- **Document section**
□ □ □ □

These dynamics produce three primary Aesthetics. First, Challenge—deducing the correct plant from ambiguous clues requires genuine problem-solving, especially when I care about not killing my townies. Second, Discovery—finding new plants, unlocking map locations, and uncovering the occult mystery keeps you playing. Third, Narrative—the unfolding story of the strange town and its secrets emerges through your plant choices.
From a formal elements perspective, knowledge is the primary resource—knowing which plant does what. The catalog is your tool, but it only gives you “illustrations” and names. The meaning of those names is assumed. The game’s boundaries are also notable: you never leave the shop. The map is a physical object you pull from a drawer. The outside world comes to you. This constraint creates focus and intimacy, turning the shop into a magic circle where occult rules apply.
What differentiates Strange Horticulture from other puzzle games is its cozy but deadly tone. Unlike Return of the Obra Dinn, which demands pure visual logic, or The Witness, which is abstract and sterile, Strange Horticulture asks you to feel your way through puzzles. The rain outside the window, the black cat (Hellebore) you can pet (and my inspiration for P2 Bodega cat), the flickering candle—these atmospheric details are small touches that helped deepen the theme. They don’t change the mechanics, but they change how the mechanics feel. This is the difference between a puzzle and a favorite game.
Here is where Strange Horticulture stumbles. The game assumes players have specific cultural, educational, and experiential knowledge.

□ □ □ □

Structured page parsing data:

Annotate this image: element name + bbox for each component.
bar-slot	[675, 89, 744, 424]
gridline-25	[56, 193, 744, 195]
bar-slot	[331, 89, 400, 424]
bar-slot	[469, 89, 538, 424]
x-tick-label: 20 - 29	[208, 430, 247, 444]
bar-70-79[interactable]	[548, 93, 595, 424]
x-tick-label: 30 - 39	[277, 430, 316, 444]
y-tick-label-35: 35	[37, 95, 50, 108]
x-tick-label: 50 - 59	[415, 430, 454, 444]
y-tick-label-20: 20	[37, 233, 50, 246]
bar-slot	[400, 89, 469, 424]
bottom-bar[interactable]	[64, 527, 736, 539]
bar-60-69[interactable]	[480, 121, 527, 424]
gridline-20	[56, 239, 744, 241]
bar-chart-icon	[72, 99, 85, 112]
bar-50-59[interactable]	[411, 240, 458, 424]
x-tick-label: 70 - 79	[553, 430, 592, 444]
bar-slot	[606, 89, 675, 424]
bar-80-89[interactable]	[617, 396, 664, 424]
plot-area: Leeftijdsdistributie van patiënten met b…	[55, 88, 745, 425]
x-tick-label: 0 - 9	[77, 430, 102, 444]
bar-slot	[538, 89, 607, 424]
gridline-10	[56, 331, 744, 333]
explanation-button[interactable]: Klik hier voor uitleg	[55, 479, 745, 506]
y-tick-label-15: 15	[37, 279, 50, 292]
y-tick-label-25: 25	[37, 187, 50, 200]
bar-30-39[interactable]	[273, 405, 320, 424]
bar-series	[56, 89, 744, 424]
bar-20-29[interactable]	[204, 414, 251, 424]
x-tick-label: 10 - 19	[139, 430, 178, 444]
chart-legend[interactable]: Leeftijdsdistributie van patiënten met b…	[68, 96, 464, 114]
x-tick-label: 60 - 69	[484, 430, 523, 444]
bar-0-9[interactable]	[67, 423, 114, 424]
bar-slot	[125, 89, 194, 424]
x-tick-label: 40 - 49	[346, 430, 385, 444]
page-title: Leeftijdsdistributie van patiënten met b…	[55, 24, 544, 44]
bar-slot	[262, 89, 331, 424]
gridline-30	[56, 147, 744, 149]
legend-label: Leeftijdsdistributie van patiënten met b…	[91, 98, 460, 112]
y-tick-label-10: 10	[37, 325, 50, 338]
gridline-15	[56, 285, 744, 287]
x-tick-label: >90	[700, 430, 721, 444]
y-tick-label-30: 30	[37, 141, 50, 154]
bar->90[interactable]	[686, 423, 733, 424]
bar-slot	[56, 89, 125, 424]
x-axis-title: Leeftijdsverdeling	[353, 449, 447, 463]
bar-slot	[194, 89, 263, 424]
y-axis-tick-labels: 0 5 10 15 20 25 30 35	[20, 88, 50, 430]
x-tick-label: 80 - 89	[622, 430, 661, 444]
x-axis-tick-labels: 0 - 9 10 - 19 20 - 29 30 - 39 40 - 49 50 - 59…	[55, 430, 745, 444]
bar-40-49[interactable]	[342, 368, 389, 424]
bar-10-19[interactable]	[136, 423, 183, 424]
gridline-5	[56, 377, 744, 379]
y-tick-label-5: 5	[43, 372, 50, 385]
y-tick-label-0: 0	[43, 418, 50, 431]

□ □ □ □

- **Task instructions**
a) In the passage on Strange Horticulture, what is the primary resource from a formal elements perspective?
b) Switch "cozy" to "gentle" in the passage on Strange Horticulture, then give it from "What differentiates Strange" to "a favorite game.".
c) Proceed with the passage on Strange Horticulture from the point where it stops.
The records are separate material and have no connection to the passage on Strange Horticulture.

- **Written responses**
a) Knowledge, meaning knowing which plant does what.

b)
What differentiates Strange Horticulture from other puzzle games is its gentle but deadly tone. Unlike Return of the Obra Dinn, which demands pure visual logic, or The Witness, which is abstract and sterile, Strange Horticulture asks you to feel your way through puzzles. The rain outside the window, the black cat (Hellebore) you can pet (and my inspiration for P2 Bodega cat), the flickering candle—these atmospheric details are small touches that helped deepen the theme. They don’t change the mechanics, but they change how the mechanics feel. This is the difference between a puzzle and a favorite game.

c)
First, the plant catalog uses Latin names with no pronunciation guide, no translation, no glossary. As a fan of the occult/latin etymology I sometimes recognized these names. But what about a player who doesn’t? A player educated outside the Western system?
Second, the game assumes familiarity with English folklore. A player from East Asia or South America may have no frame of reference for these ‘occult properties’ rooted in European tradition. The game explains them in brief one-liners but does little to world-build.
Third, and most subtly, the game assumes a certain emotional distance from the subject matter. Take Dranthium. The catalog describes it as having “mind-altering abilities” and notes that overdose turns the whites of the eyes green. The game treats this as a clue—a clever detail for the player to spot. But for a player with personal experience of addiction—be it their own or a loved one’s—Forest Vair isn’t just a puzzle. He’s a person. The game’s mechanical framing of addiction as a “tell-tale sign” rather than a crisis may feel dismissive. The mechanics only care about correct identification. The ethics are mine to carry, not the game’s.
The fix is simple. An optional glossary or folklore reference. Tooltips explaining plant names. And for the addiction angle, a branching choice: give Dranthium, offer a placebo, or refuse service. (I don’t know if the game allows refusal—though I searched the plant guide for an alternative to ‘ween’ him off.) Different outcomes for different choices. These additions would preserve the Discovery aesthetic for players who want mystery while making the game accessible and ethically responsible for everyone else. Without them, Strange Horticulture is a wonderful game—but can be greater so all players discover its secrets.